(Input material)

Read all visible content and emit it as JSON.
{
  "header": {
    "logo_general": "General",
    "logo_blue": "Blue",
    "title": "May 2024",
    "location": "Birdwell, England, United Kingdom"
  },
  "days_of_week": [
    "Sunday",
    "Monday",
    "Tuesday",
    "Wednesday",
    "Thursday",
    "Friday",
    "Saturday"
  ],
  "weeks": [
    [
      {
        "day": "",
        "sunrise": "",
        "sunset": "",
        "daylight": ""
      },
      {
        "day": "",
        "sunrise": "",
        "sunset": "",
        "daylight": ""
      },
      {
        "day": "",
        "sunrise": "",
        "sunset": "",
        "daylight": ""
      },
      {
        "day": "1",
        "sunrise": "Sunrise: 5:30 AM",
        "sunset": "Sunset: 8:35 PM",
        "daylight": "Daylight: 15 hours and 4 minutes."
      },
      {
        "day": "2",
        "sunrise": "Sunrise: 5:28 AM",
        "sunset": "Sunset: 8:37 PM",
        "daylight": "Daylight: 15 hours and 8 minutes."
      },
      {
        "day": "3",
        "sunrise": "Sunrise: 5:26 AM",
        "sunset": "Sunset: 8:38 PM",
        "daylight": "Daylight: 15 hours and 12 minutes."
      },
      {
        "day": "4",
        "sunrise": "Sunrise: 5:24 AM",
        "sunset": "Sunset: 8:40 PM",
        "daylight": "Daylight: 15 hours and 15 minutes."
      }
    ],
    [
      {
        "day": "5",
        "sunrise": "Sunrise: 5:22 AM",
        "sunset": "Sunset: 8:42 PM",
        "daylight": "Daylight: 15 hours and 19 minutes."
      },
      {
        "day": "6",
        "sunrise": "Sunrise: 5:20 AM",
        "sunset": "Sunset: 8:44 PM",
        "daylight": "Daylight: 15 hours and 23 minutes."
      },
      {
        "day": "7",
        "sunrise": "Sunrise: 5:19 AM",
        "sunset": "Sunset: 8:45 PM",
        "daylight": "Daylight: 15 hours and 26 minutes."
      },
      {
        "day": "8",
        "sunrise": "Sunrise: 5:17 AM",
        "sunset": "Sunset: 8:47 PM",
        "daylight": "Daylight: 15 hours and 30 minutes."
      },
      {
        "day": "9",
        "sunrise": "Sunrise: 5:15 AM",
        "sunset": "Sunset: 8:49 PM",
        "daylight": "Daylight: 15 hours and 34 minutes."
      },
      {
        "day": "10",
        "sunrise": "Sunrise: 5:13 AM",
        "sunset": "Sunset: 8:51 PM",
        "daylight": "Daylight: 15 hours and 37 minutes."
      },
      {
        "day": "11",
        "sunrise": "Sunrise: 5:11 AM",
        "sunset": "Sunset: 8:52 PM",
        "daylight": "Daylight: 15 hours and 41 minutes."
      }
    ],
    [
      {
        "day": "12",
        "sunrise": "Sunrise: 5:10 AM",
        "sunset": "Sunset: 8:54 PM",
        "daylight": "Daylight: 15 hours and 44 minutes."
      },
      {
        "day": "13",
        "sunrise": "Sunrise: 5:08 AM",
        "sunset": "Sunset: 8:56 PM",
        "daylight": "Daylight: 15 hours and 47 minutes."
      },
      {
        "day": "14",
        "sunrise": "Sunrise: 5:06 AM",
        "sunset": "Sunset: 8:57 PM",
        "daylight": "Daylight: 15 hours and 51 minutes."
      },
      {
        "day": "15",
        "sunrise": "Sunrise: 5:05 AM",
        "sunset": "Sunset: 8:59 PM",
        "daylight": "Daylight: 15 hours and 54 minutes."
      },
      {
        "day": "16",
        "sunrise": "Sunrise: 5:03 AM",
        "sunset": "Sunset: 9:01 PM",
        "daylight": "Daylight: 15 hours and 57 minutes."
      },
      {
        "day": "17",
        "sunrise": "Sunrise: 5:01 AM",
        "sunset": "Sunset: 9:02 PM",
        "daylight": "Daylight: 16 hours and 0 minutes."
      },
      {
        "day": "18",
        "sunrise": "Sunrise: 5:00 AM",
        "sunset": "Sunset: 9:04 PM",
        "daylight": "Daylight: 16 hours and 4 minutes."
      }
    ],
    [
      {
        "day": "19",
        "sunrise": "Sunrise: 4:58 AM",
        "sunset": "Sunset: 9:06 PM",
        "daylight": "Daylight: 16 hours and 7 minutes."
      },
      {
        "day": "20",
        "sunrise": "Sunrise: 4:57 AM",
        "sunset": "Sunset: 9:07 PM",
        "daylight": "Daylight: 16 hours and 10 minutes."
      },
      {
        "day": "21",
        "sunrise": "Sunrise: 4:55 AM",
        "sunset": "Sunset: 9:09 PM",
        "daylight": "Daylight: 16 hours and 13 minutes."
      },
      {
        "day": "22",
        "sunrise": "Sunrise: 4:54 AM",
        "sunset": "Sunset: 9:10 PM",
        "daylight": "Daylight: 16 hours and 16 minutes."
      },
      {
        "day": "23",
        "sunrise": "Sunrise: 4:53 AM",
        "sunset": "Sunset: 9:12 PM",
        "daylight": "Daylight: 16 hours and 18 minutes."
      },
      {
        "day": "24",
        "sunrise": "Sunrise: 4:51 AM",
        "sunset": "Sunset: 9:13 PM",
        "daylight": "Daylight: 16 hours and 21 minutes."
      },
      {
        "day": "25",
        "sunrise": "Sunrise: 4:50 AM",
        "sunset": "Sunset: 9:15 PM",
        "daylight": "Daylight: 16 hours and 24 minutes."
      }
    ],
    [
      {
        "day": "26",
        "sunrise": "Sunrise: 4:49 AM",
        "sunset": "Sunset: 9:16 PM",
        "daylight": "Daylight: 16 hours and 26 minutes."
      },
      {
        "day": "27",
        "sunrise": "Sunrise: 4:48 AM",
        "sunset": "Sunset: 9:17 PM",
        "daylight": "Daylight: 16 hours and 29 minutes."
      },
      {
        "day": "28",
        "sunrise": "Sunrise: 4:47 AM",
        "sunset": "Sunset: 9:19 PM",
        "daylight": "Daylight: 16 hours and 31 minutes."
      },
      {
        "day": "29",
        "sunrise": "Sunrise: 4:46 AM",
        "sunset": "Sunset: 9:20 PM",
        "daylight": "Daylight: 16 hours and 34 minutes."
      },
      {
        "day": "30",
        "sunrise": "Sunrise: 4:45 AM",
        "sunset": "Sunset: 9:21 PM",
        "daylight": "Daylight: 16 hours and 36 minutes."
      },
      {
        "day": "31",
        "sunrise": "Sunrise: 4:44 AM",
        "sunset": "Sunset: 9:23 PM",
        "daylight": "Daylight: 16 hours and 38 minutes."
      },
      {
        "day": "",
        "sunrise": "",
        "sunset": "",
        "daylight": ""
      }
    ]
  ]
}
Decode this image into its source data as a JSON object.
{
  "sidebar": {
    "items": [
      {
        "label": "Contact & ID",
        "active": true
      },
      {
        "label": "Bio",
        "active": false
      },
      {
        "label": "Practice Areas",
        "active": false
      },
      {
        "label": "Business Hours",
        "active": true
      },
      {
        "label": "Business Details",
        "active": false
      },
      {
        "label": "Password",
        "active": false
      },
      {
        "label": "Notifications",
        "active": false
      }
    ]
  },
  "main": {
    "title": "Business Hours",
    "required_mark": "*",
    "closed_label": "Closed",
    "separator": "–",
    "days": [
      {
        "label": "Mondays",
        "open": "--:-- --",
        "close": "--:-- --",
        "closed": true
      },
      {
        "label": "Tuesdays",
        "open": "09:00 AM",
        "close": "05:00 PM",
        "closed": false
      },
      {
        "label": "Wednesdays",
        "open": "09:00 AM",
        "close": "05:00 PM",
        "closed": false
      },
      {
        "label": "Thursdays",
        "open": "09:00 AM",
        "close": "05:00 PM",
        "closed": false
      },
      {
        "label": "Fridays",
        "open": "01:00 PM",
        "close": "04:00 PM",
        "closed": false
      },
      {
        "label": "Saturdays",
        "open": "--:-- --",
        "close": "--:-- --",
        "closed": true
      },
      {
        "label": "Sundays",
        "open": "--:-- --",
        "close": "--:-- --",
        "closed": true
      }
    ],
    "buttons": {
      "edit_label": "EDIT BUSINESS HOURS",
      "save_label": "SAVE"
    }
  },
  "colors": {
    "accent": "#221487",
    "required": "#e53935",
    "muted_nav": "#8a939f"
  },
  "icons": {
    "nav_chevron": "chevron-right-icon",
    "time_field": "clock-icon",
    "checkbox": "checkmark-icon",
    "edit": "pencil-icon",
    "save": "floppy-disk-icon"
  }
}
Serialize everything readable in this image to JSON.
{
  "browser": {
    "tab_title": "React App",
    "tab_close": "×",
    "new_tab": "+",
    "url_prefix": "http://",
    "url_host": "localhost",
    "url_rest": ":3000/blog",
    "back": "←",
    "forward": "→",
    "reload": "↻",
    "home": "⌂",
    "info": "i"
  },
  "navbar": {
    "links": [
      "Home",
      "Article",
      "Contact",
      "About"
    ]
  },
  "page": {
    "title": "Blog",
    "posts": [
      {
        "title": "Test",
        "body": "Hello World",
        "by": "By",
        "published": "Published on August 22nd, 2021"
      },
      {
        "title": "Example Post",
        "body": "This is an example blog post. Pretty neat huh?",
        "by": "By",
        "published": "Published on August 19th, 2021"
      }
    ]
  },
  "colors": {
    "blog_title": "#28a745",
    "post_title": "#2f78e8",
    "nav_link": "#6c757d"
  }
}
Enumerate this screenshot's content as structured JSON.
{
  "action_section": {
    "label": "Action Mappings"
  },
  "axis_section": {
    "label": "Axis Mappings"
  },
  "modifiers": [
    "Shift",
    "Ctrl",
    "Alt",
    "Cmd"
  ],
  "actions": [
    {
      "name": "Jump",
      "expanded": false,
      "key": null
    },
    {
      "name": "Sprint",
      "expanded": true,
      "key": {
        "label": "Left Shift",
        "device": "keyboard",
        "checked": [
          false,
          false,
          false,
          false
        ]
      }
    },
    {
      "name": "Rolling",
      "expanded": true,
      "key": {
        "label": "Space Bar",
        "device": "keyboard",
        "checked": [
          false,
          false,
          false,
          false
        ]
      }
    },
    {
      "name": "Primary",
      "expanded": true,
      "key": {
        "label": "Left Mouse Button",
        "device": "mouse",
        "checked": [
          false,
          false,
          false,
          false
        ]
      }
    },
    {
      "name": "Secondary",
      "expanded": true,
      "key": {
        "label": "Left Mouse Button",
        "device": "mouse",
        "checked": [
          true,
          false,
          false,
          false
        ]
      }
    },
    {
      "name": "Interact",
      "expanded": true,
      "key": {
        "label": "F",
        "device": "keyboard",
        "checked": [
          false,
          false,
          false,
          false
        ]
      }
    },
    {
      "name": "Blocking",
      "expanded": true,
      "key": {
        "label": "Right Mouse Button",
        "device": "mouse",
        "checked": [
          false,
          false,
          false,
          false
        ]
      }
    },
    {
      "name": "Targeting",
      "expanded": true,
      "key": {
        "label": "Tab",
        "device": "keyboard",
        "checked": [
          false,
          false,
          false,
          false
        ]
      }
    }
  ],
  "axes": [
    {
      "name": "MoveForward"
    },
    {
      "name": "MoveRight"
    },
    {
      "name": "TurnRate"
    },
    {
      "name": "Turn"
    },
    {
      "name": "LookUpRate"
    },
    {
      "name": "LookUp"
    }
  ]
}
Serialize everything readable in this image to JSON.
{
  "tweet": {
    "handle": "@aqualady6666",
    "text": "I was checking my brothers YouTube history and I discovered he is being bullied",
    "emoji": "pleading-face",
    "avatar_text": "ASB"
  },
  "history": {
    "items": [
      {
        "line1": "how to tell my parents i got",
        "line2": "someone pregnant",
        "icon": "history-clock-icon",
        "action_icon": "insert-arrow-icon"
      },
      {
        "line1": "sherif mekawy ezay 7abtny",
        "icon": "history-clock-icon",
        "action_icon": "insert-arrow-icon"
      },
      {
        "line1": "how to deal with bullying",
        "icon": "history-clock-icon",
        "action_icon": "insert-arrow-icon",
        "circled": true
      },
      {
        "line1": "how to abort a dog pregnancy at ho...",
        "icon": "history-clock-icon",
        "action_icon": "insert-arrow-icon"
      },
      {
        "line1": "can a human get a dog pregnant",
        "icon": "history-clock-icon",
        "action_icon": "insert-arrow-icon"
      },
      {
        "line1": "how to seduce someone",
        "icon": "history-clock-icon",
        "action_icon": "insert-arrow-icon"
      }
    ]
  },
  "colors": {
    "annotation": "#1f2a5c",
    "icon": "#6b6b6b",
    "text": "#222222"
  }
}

(Your instructions) How many lines in the listing above contain "someone"? Answer with the number alone.

(Full output) 2